■ Excerpted records ■

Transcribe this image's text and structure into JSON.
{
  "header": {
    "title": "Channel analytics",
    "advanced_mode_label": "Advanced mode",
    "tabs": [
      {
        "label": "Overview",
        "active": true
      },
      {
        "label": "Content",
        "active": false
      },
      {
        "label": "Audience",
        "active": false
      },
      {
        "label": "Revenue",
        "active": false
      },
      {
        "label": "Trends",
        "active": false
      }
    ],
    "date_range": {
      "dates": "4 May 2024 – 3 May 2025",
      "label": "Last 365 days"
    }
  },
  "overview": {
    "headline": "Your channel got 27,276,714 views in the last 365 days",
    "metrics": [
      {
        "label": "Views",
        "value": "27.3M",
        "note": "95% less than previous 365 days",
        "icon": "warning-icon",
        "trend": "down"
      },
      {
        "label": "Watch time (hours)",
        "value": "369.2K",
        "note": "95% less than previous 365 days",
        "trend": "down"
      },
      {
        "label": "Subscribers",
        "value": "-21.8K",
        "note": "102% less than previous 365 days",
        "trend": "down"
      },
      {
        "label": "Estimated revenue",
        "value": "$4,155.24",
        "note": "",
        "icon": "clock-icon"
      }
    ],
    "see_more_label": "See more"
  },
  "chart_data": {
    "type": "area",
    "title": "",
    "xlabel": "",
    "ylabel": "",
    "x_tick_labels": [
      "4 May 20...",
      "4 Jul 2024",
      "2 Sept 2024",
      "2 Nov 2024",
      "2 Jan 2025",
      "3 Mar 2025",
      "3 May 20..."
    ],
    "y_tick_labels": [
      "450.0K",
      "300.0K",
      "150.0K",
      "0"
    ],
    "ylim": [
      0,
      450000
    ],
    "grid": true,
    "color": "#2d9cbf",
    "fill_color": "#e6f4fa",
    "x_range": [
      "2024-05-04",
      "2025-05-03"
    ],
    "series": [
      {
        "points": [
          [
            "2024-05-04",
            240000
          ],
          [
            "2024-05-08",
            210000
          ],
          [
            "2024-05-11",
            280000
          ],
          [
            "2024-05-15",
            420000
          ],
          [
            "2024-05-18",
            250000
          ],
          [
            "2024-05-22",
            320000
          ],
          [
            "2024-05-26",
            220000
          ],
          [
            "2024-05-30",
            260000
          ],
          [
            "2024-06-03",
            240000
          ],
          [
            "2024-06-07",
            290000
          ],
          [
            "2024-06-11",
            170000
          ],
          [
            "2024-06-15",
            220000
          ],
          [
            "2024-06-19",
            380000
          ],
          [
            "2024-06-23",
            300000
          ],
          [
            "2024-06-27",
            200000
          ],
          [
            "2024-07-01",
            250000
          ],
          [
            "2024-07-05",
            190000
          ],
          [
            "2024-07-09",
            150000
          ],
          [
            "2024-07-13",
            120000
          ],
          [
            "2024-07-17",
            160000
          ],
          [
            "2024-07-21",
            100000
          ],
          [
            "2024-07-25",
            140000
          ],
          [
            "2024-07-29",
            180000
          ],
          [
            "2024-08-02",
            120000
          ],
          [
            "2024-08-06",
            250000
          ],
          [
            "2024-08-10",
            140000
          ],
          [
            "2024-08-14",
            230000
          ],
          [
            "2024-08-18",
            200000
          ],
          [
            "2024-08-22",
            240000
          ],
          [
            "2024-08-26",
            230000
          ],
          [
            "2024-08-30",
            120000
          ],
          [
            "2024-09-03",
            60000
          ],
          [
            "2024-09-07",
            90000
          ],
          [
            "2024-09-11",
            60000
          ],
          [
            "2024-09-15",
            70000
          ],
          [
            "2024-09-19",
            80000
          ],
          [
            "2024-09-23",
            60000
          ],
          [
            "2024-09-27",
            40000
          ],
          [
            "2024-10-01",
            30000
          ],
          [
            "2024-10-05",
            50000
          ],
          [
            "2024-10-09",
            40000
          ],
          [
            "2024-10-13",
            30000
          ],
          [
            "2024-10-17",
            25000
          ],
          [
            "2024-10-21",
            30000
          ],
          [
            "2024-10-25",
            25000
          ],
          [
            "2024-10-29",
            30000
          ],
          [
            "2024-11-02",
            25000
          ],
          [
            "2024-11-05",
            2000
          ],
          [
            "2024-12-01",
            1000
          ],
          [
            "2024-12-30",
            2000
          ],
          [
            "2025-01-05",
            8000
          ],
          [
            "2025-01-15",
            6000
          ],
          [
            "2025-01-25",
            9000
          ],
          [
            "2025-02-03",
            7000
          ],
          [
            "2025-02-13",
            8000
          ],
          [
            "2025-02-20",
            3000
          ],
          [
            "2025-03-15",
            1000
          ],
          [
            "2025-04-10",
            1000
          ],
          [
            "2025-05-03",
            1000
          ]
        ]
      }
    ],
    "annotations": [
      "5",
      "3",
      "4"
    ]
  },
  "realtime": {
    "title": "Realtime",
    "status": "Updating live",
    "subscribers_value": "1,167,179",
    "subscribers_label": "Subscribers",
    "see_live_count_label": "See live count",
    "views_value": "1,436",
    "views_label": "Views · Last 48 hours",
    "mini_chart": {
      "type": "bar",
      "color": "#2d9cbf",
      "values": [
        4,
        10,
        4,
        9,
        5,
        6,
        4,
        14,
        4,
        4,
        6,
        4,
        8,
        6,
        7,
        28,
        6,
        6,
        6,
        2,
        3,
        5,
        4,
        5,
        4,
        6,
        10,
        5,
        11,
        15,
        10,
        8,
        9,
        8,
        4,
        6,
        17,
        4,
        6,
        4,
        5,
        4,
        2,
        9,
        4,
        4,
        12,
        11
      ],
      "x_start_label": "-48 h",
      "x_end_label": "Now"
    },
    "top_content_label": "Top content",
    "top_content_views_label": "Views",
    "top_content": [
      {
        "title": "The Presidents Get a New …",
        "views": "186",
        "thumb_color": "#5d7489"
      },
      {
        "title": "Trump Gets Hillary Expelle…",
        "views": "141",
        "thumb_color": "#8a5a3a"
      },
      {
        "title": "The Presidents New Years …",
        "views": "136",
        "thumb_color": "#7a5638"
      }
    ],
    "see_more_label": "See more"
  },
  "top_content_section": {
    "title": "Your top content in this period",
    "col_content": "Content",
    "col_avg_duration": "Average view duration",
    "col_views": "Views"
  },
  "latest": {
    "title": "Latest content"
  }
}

■ Your task ■
All records above must be set down exactly, please.

■ Completed task ■
Transcribe this image's text and structure into JSON.
{
  "header": {
    "title": "Channel analytics",
    "advanced_mode_label": "Advanced mode",
    "tabs": [
      {
        "label": "Overview",
        "active": true
      },
      {
        "label": "Content",
        "active": false
      },
      {
        "label": "Audience",
        "active": false
      },
      {
        "label": "Revenue",
        "active": false
      },
      {
        "label": "Trends",
        "active": false
      }
    ],
    "date_range": {
      "dates": "4 May 2024 – 3 May 2025",
      "label": "Last 365 days"
    }
  },
  "overview": {
    "headline": "Your channel got 27,276,714 views in the last 365 days",
    "metrics": [
      {
        "label": "Views",
        "value": "27.3M",
        "note": "95% less than previous 365 days",
        "icon": "warning-icon",
        "trend": "down"
      },
      {
        "label": "Watch time (hours)",
        "value": "369.2K",
        "note": "95% less than previous 365 days",
        "trend": "down"
      },
      {
        "label": "Subscribers",
        "value": "-21.8K",
        "note": "102% less than previous 365 days",
        "trend": "down"
      },
      {
        "label": "Estimated revenue",
        "value": "$4,155.24",
        "note": "",
        "icon": "clock-icon"
      }
    ],
    "see_more_label": "See more"
  },
  "chart_data": {
    "type": "area",
    "title": "",
    "xlabel": "",
    "ylabel": "",
    "x_tick_labels": [
      "4 May 20...",
      "4 Jul 2024",
      "2 Sept 2024",
      "2 Nov 2024",
      "2 Jan 2025",
      "3 Mar 2025",
      "3 May 20..."
    ],
    "y_tick_labels": [
      "450.0K",
      "300.0K",
      "150.0K",
      "0"
    ],
    "ylim": [
      0,
      450000
    ],
    "grid": true,
    "color": "#2d9cbf",
    "fill_color": "#e6f4fa",
    "x_range": [
      "2024-05-04",
      "2025-05-03"
    ],
    "series": [
      {
        "points": [
          [
            "2024-05-04",
            240000
          ],
          [
            "2024-05-08",
            210000
          ],
          [
            "2024-05-11",
            280000
          ],
          [
            "2024-05-15",
            420000
          ],
          [
            "2024-05-18",
            250000
          ],
          [
            "2024-05-22",
            320000
          ],
          [
            "2024-05-26",
            220000
          ],
          [
            "2024-05-30",
            260000
          ],
          [
            "2024-06-03",
            240000
          ],
          [
            "2024-06-07",
            290000
          ],
          [
            "2024-06-11",
            170000
          ],
          [
            "2024-06-15",
            220000
          ],
          [
            "2024-06-19",
            380000
          ],
          [
            "2024-06-23",
            300000
          ],
          [
            "2024-06-27",
            200000
          ],
          [
            "2024-07-01",
            250000
          ],
          [
            "2024-07-05",
            190000
          ],
          [
            "2024-07-09",
            150000
          ],
          [
            "2024-07-13",
            120000
          ],
          [
            "2024-07-17",
            160000
          ],
          [
            "2024-07-21",
            100000
          ],
          [
            "2024-07-25",
            140000
          ],
          [
            "2024-07-29",
            180000
          ],
          [
            "2024-08-02",
            120000
          ],
          [
            "2024-08-06",
            250000
          ],
          [
            "2024-08-10",
            140000
          ],
          [
            "2024-08-14",
            230000
          ],
          [
            "2024-08-18",
            200000
          ],
          [
            "2024-08-22",
            240000
          ],
          [
            "2024-08-26",
            230000
          ],
          [
            "2024-08-30",
            120000
          ],
          [
            "2024-09-03",
            60000
          ],
          [
            "2024-09-07",
            90000
          ],
          [
            "2024-09-11",
            60000
          ],
          [
            "2024-09-15",
            70000
          ],
          [
            "2024-09-19",
            80000
          ],
          [
            "2024-09-23",
            60000
          ],
          [
            "2024-09-27",
            40000
          ],
          [
            "2024-10-01",
            30000
          ],
          [
            "2024-10-05",
            50000
          ],
          [
            "2024-10-09",
            40000
          ],
          [
            "2024-10-13",
            30000
          ],
          [
            "2024-10-17",
            25000
          ],
          [
            "2024-10-21",
            30000
          ],
          [
            "2024-10-25",
            25000
          ],
          [
            "2024-10-29",
            30000
          ],
          [
            "2024-11-02",
            25000
          ],
          [
            "2024-11-05",
            2000
          ],
          [
            "2024-12-01",
            1000
          ],
          [
            "2024-12-30",
            2000
          ],
          [
            "2025-01-05",
            8000
          ],
          [
            "2025-01-15",
            6000
          ],
          [
            "2025-01-25",
            9000
          ],
          [
            "2025-02-03",
            7000
          ],
          [
            "2025-02-13",
            8000
          ],
          [
            "2025-02-20",
            3000
          ],
          [
            "2025-03-15",
            1000
          ],
          [
            "2025-04-10",
            1000
          ],
          [
            "2025-05-03",
            1000
          ]
        ]
      }
    ],
    "annotations": [
      "5",
      "3",
      "4"
    ]
  },
  "realtime": {
    "title": "Realtime",
    "status": "Updating live",
    "subscribers_value": "1,167,179",
    "subscribers_label": "Subscribers",
    "see_live_count_label": "See live count",
    "views_value": "1,436",
    "views_label": "Views · Last 48 hours",
    "mini_chart": {
      "type": "bar",
      "color": "#2d9cbf",
      "values": [
        4,
        10,
        4,
        9,
        5,
        6,
        4,
        14,
        4,
        4,
        6,
        4,
        8,
        6,
        7,
        28,
        6,
        6,
        6,
        2,
        3,
        5,
        4,
        5,
        4,
        6,
        10,
        5,
        11,
        15,
        10,
        8,
        9,
        8,
        4,
        6,
        17,
        4,
        6,
        4,
        5,
        4,
        2,
        9,
        4,
        4,
        12,
        11
      ],
      "x_start_label": "-48 h",
      "x_end_label": "Now"
    },
    "top_content_label": "Top content",
    "top_content_views_label": "Views",
    "top_content": [
      {
        "title": "The Presidents Get a New …",
        "views": "186",
        "thumb_color": "#5d7489"
      },
      {
        "title": "Trump Gets Hillary Expelle…",
        "views": "141",
        "thumb_color": "#8a5a3a"
      },
      {
        "title": "The Presidents New Years …",
        "views": "136",
        "thumb_color": "#7a5638"
      }
    ],
    "see_more_label": "See more"
  },
  "top_content_section": {
    "title": "Your top content in this period",
    "col_content": "Content",
    "col_avg_duration": "Average view duration",
    "col_views": "Views"
  },
  "latest": {
    "title": "Latest content"
  }
}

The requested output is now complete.